* Work instructions
Omit every picture and return the rest of the data unaltered.

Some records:
-=-=-

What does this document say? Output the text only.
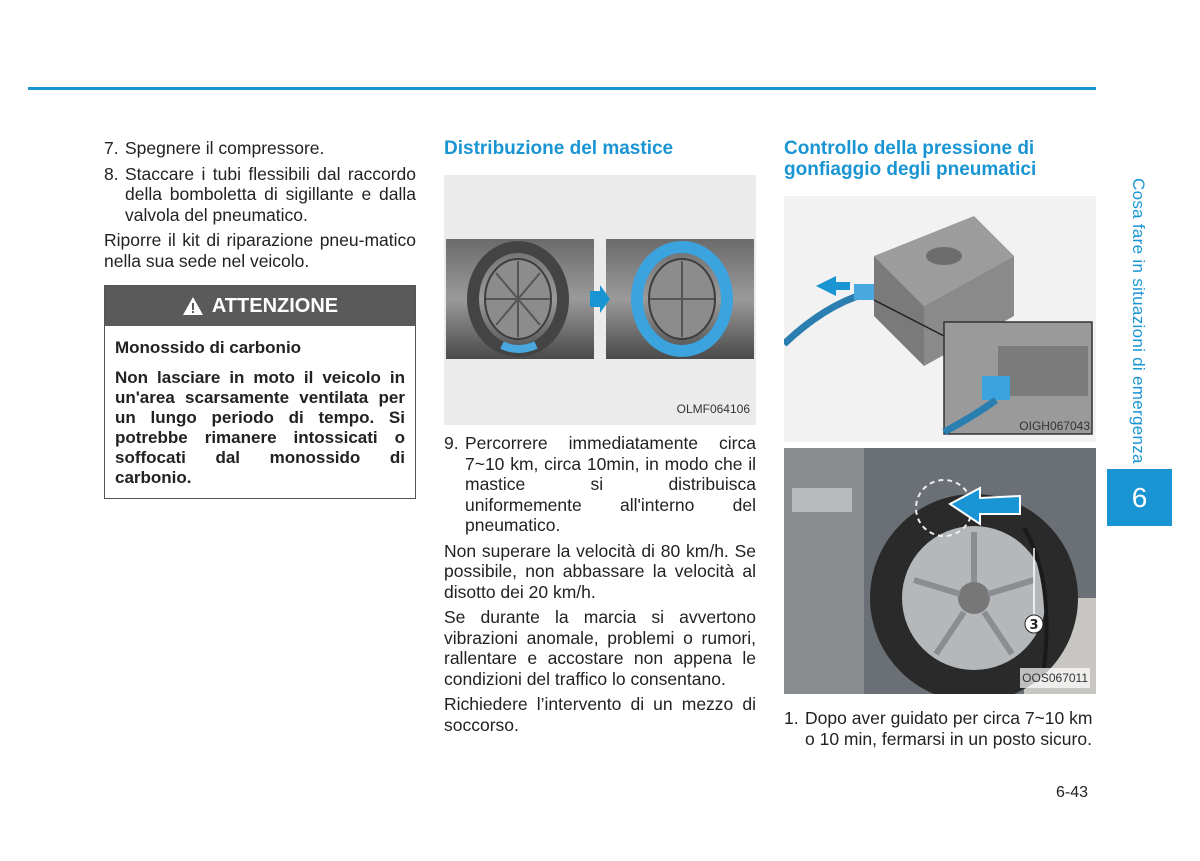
7. Spegnere il compressore.
8. Staccare i tubi flessibili dal raccordo della bomboletta di sigillante e dalla valvola del pneumatico.

Riporre il kit di riparazione pneu-matico nella sua sede nel veicolo.

ATTENZIONE

Monossido di carbonio

Non lasciare in moto il veicolo in un'area scarsamente ventilata per un lungo periodo di tempo. Si potrebbe rimanere intossicati o soffocati dal monossido di carbonio.

Distribuzione del mastice
OLMF064106
9. Percorrere immediatamente circa 7~10 km, circa 10min, in modo che il mastice si distribuisca uniformemente all'interno del pneumatico.

Non superare la velocità di 80 km/h. Se possibile, non abbassare la velocità al disotto dei 20 km/h.

Se durante la marcia si avvertono vibrazioni anomale, problemi o rumori, rallentare e accostare non appena le condizioni del traffico lo consentano.

Richiedere l’intervento di un mezzo di soccorso.

Controllo della pressione di gonfiaggio degli pneumatici
OIGH067043
3
OOS067011
1. Dopo aver guidato per circa 7~10 km o 10 min, fermarsi in un posto sicuro.
Cosa fare in situazioni di emergenza
6
6-43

-=-=-

* Answer for the task
What does this document say? Output the text only.
7. Spegnere il compressore.
8. Staccare i tubi flessibili dal raccordo della bomboletta di sigillante e dalla valvola del pneumatico.

Riporre il kit di riparazione pneu-matico nella sua sede nel veicolo.

ATTENZIONE

Monossido di carbonio

Non lasciare in moto il veicolo in un'area scarsamente ventilata per un lungo periodo di tempo. Si potrebbe rimanere intossicati o soffocati dal monossido di carbonio.

Distribuzione del mastice
OLMF064106
9. Percorrere immediatamente circa 7~10 km, circa 10min, in modo che il mastice si distribuisca uniformemente all'interno del pneumatico.

Non superare la velocità di 80 km/h. Se possibile, non abbassare la velocità al disotto dei 20 km/h.

Se durante la marcia si avvertono vibrazioni anomale, problemi o rumori, rallentare e accostare non appena le condizioni del traffico lo consentano.

Richiedere l’intervento di un mezzo di soccorso.

Controllo della pressione di gonfiaggio degli pneumatici
OIGH067043
3
OOS067011
1. Dopo aver guidato per circa 7~10 km o 10 min, fermarsi in un posto sicuro.
Cosa fare in situazioni di emergenza
6
6-43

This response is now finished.